Start of Listed records

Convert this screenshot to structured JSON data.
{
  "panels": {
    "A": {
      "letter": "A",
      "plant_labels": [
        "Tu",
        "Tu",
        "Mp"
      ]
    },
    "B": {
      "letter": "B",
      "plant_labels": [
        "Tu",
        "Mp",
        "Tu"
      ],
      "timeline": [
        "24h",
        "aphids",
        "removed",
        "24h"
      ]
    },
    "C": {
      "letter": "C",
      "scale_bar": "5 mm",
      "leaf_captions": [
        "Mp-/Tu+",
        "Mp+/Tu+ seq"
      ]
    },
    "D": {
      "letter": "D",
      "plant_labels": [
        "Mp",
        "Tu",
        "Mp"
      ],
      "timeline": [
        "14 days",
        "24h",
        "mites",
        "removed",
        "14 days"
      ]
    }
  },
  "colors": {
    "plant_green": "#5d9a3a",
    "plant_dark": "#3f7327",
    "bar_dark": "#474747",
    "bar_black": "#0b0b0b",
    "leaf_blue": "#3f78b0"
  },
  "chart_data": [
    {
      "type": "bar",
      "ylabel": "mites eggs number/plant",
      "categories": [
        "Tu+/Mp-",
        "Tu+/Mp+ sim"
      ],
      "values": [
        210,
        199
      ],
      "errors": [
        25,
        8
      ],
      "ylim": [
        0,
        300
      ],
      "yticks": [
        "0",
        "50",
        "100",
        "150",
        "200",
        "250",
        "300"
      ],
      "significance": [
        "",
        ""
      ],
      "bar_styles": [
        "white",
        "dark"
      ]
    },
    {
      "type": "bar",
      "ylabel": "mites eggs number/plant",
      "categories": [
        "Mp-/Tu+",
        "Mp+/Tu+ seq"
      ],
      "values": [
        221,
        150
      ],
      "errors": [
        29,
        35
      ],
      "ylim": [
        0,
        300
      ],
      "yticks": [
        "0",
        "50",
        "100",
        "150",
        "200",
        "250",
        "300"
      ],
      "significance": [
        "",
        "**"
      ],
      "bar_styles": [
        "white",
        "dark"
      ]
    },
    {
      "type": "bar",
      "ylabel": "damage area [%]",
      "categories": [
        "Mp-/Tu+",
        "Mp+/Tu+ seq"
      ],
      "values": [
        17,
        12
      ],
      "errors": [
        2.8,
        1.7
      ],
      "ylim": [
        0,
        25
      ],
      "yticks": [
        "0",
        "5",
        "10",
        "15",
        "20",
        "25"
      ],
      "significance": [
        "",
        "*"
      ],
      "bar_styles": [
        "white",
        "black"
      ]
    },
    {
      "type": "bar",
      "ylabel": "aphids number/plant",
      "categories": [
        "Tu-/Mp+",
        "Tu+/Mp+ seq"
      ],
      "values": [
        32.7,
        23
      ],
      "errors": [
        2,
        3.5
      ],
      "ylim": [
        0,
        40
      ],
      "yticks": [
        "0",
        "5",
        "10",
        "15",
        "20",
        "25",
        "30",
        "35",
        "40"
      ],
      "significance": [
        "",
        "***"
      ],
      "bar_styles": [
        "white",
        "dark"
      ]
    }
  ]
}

End of Listed records

Please copy out each record, character for character.

Convert this screenshot to structured JSON data.
{
  "panels": {
    "A": {
      "letter": "A",
      "plant_labels": [
        "Tu",
        "Tu",
        "Mp"
      ]
    },
    "B": {
      "letter": "B",
      "plant_labels": [
        "Tu",
        "Mp",
        "Tu"
      ],
      "timeline": [
        "24h",
        "aphids",
        "removed",
        "24h"
      ]
    },
    "C": {
      "letter": "C",
      "scale_bar": "5 mm",
      "leaf_captions": [
        "Mp-/Tu+",
        "Mp+/Tu+ seq"
      ]
    },
    "D": {
      "letter": "D",
      "plant_labels": [
        "Mp",
        "Tu",
        "Mp"
      ],
      "timeline": [
        "14 days",
        "24h",
        "mites",
        "removed",
        "14 days"
      ]
    }
  },
  "colors": {
    "plant_green": "#5d9a3a",
    "plant_dark": "#3f7327",
    "bar_dark": "#474747",
    "bar_black": "#0b0b0b",
    "leaf_blue": "#3f78b0"
  },
  "chart_data": [
    {
      "type": "bar",
      "ylabel": "mites eggs number/plant",
      "categories": [
        "Tu+/Mp-",
        "Tu+/Mp+ sim"
      ],
      "values": [
        210,
        199
      ],
      "errors": [
        25,
        8
      ],
      "ylim": [
        0,
        300
      ],
      "yticks": [
        "0",
        "50",
        "100",
        "150",
        "200",
        "250",
        "300"
      ],
      "significance": [
        "",
        ""
      ],
      "bar_styles": [
        "white",
        "dark"
      ]
    },
    {
      "type": "bar",
      "ylabel": "mites eggs number/plant",
      "categories": [
        "Mp-/Tu+",
        "Mp+/Tu+ seq"
      ],
      "values": [
        221,
        150
      ],
      "errors": [
        29,
        35
      ],
      "ylim": [
        0,
        300
      ],
      "yticks": [
        "0",
        "50",
        "100",
        "150",
        "200",
        "250",
        "300"
      ],
      "significance": [
        "",
        "**"
      ],
      "bar_styles": [
        "white",
        "dark"
      ]
    },
    {
      "type": "bar",
      "ylabel": "damage area [%]",
      "categories": [
        "Mp-/Tu+",
        "Mp+/Tu+ seq"
      ],
      "values": [
        17,
        12
      ],
      "errors": [
        2.8,
        1.7
      ],
      "ylim": [
        0,
        25
      ],
      "yticks": [
        "0",
        "5",
        "10",
        "15",
        "20",
        "25"
      ],
      "significance": [
        "",
        "*"
      ],
      "bar_styles": [
        "white",
        "black"
      ]
    },
    {
      "type": "bar",
      "ylabel": "aphids number/plant",
      "categories": [
        "Tu-/Mp+",
        "Tu+/Mp+ seq"
      ],
      "values": [
        32.7,
        23
      ],
      "errors": [
        2,
        3.5
      ],
      "ylim": [
        0,
        40
      ],
      "yticks": [
        "0",
        "5",
        "10",
        "15",
        "20",
        "25",
        "30",
        "35",
        "40"
      ],
      "significance": [
        "",
        "***"
      ],
      "bar_styles": [
        "white",
        "dark"
      ]
    }
  ]
}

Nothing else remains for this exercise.